> _Your instructions_:
Copy the rows between the one containing "Output each element" and the one containing "Bar [241, 378, 265, 390]", inclusive, word for word. Leave the pictures out of your copy.

[Collected data entries]
+===+

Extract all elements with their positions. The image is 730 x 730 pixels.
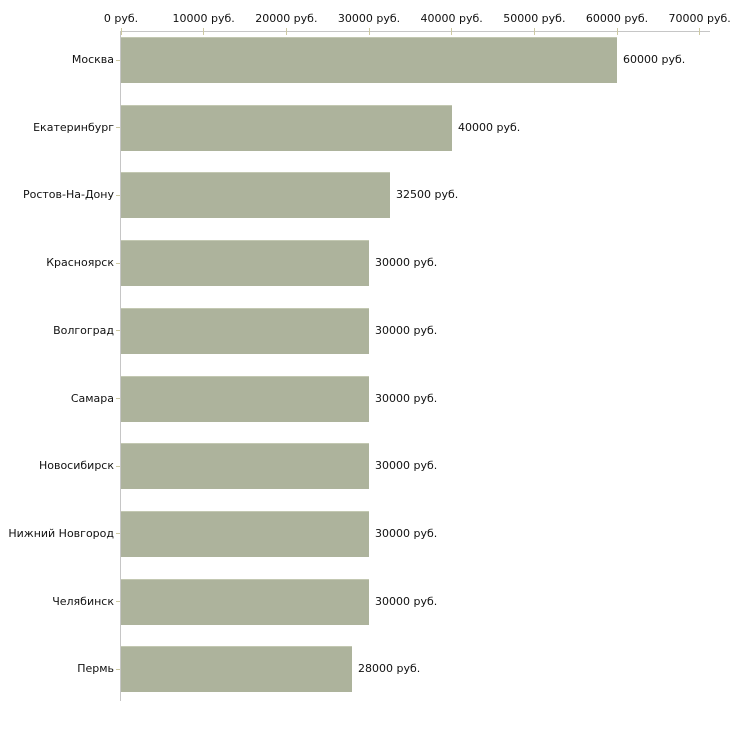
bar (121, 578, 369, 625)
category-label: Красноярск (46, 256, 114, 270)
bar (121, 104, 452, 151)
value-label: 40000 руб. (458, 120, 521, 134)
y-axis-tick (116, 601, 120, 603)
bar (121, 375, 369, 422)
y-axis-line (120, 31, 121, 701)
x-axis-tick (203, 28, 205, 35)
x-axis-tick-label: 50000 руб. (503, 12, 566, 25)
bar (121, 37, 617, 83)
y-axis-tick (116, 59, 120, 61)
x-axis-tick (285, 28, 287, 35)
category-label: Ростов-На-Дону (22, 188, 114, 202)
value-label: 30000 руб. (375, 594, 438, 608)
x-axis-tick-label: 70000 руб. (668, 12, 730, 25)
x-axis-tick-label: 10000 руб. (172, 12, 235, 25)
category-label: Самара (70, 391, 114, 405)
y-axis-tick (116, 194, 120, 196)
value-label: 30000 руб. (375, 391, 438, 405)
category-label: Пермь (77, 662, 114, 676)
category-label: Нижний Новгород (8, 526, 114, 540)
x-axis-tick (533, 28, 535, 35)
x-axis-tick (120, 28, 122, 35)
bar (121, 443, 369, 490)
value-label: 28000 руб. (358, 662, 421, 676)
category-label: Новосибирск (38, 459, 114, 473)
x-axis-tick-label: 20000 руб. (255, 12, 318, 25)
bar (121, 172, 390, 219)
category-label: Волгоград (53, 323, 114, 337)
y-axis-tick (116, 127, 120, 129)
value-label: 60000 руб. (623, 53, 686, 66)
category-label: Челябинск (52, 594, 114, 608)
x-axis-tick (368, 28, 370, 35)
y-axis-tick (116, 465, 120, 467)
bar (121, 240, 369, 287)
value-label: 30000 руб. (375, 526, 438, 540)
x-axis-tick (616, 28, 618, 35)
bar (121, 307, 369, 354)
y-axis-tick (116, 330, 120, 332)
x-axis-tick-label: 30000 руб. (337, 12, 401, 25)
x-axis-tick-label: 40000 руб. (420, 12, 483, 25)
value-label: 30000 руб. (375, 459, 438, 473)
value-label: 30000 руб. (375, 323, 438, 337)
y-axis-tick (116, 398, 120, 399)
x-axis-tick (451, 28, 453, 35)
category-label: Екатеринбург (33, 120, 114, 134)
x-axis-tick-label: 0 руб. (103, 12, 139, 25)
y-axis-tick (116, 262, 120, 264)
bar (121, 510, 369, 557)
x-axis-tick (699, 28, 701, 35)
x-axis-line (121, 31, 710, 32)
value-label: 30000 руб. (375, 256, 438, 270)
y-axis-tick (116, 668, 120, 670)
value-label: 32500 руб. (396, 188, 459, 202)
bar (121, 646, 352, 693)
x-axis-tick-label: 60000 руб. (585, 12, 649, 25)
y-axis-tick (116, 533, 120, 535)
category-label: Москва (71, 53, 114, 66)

+===+

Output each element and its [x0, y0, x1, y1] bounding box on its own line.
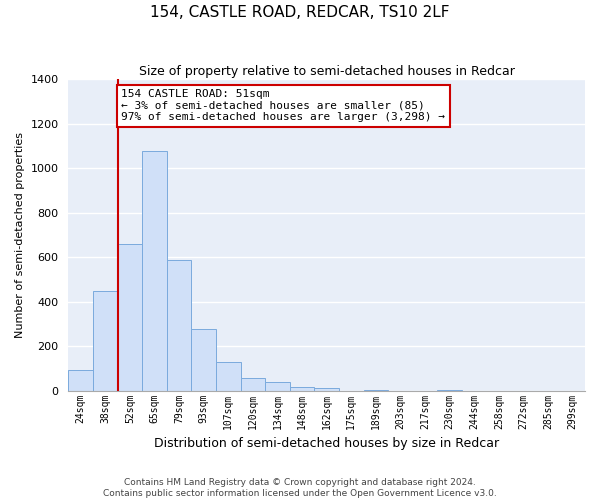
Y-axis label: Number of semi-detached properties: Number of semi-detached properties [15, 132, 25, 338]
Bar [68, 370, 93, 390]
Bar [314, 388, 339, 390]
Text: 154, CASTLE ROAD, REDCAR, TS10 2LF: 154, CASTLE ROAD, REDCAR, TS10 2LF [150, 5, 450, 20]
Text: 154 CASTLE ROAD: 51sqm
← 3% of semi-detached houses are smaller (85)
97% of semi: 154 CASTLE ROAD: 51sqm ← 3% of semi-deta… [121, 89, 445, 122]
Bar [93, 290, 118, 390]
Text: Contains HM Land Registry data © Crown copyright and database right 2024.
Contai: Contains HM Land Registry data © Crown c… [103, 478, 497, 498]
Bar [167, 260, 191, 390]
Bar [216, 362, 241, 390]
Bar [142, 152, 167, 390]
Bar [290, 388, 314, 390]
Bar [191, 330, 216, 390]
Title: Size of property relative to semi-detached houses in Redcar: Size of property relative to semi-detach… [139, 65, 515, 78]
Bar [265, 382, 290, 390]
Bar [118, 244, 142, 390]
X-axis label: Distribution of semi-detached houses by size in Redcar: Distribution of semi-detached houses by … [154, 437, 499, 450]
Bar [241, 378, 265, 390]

+===+

> _Solution to the problem_:
Output each element and its [x0, y0, x1, y1] bounding box on its own line.
Y-axis label: Number of semi-detached properties: Number of semi-detached properties [15, 132, 25, 338]
Bar [68, 370, 93, 390]
Bar [314, 388, 339, 390]
Text: 154, CASTLE ROAD, REDCAR, TS10 2LF: 154, CASTLE ROAD, REDCAR, TS10 2LF [150, 5, 450, 20]
Text: 154 CASTLE ROAD: 51sqm
← 3% of semi-detached houses are smaller (85)
97% of semi: 154 CASTLE ROAD: 51sqm ← 3% of semi-deta… [121, 89, 445, 122]
Bar [93, 290, 118, 390]
Text: Contains HM Land Registry data © Crown copyright and database right 2024.
Contai: Contains HM Land Registry data © Crown c… [103, 478, 497, 498]
Bar [167, 260, 191, 390]
Bar [216, 362, 241, 390]
Bar [142, 152, 167, 390]
Bar [290, 388, 314, 390]
Bar [191, 330, 216, 390]
Title: Size of property relative to semi-detached houses in Redcar: Size of property relative to semi-detach… [139, 65, 515, 78]
Bar [265, 382, 290, 390]
Bar [118, 244, 142, 390]
X-axis label: Distribution of semi-detached houses by size in Redcar: Distribution of semi-detached houses by … [154, 437, 499, 450]
Bar [241, 378, 265, 390]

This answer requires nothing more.